### Short problem
Select, from the data, each line where "Document" occurs.

### Dataset records

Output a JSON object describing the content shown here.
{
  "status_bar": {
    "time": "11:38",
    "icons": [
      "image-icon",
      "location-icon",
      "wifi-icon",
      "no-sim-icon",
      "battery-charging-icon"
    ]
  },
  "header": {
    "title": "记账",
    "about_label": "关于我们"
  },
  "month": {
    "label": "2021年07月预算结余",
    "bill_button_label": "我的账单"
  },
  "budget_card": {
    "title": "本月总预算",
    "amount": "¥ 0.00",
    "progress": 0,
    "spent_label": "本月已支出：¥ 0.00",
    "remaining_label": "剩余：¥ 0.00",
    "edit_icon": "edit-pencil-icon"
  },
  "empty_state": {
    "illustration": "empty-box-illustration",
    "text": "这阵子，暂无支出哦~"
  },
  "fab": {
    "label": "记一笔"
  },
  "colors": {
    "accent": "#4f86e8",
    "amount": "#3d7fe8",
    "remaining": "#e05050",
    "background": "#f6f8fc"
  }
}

* * *

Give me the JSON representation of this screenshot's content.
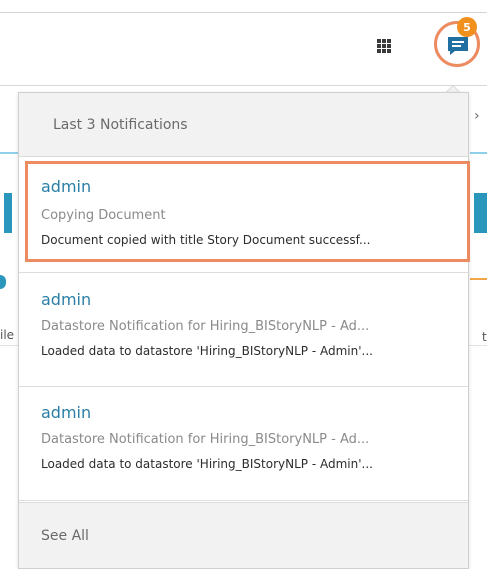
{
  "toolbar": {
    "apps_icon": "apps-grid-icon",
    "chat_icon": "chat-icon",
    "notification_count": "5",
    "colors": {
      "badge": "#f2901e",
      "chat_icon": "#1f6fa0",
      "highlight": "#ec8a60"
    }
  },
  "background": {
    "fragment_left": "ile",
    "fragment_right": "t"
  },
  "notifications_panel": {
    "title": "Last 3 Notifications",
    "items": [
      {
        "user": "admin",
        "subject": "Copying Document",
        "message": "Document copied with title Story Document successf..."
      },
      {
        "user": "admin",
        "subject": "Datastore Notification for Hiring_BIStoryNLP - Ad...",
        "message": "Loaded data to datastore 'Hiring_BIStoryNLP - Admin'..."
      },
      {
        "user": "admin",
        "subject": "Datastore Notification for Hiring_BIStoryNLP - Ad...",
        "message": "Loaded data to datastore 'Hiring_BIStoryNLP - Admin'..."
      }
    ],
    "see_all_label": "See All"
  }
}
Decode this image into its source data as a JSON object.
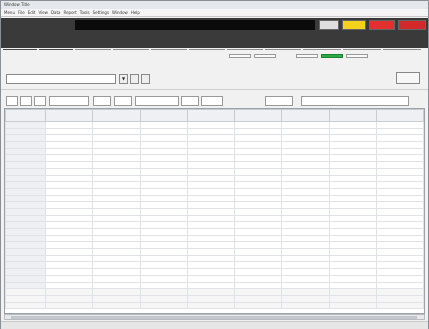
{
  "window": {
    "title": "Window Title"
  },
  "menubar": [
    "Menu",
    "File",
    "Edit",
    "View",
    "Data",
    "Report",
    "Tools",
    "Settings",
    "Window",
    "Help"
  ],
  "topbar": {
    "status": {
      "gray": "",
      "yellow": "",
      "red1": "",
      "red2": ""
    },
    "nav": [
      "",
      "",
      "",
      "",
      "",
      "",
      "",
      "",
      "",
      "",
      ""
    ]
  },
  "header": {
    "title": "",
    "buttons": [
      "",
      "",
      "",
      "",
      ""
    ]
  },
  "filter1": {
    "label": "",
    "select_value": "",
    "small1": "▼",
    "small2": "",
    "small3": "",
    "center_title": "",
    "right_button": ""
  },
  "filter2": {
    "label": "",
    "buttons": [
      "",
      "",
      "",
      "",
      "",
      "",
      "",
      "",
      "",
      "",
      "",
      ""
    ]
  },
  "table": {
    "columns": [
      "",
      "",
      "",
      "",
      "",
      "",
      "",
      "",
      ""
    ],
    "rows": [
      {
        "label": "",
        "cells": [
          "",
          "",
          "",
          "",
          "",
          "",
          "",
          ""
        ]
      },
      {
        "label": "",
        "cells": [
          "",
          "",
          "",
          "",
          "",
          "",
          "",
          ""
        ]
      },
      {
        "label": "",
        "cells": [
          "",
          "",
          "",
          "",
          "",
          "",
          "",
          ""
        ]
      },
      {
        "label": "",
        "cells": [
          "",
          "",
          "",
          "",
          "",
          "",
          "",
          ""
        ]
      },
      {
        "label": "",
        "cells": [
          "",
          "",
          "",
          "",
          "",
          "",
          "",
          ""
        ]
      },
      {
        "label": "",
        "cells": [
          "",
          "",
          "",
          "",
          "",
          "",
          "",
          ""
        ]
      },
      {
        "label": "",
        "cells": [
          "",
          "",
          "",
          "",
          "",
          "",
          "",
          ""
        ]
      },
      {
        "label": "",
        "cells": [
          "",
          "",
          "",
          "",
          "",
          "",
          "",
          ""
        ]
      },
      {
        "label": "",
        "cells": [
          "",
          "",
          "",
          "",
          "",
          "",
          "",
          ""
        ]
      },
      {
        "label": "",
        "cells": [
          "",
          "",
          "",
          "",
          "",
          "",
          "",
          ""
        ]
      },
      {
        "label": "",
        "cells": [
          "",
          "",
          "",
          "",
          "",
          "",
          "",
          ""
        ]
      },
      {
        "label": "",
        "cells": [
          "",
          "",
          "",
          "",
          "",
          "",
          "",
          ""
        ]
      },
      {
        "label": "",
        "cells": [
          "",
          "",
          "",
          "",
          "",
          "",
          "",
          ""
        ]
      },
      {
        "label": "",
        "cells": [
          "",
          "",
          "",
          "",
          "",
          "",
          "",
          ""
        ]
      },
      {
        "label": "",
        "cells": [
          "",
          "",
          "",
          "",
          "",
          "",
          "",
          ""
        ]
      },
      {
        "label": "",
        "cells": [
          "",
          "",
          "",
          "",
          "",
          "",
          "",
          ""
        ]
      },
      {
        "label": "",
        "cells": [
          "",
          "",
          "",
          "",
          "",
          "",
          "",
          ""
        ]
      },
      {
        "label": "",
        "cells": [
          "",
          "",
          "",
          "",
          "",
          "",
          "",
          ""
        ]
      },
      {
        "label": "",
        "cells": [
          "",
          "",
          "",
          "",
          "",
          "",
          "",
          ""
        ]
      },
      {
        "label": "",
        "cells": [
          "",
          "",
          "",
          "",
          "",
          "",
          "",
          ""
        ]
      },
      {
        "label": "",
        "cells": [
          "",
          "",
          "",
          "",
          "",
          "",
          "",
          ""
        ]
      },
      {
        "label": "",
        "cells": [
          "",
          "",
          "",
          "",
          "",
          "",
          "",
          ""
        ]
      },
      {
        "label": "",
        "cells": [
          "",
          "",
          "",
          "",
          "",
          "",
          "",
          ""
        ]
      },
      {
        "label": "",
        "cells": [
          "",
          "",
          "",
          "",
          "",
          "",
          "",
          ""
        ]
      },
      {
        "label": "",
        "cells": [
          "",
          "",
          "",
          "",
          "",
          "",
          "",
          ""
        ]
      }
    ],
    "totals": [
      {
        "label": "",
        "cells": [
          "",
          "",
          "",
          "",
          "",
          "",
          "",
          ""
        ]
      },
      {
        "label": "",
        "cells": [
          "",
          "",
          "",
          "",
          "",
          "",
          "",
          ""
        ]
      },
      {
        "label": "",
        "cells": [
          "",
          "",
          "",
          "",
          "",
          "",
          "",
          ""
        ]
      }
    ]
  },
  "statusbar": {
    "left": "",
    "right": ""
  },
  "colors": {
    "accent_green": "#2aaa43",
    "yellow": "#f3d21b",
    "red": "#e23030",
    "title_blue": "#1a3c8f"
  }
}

### Answer to this problem
        "subject": "Copying Document",
        "message": "Document copied with title Story Document successf..."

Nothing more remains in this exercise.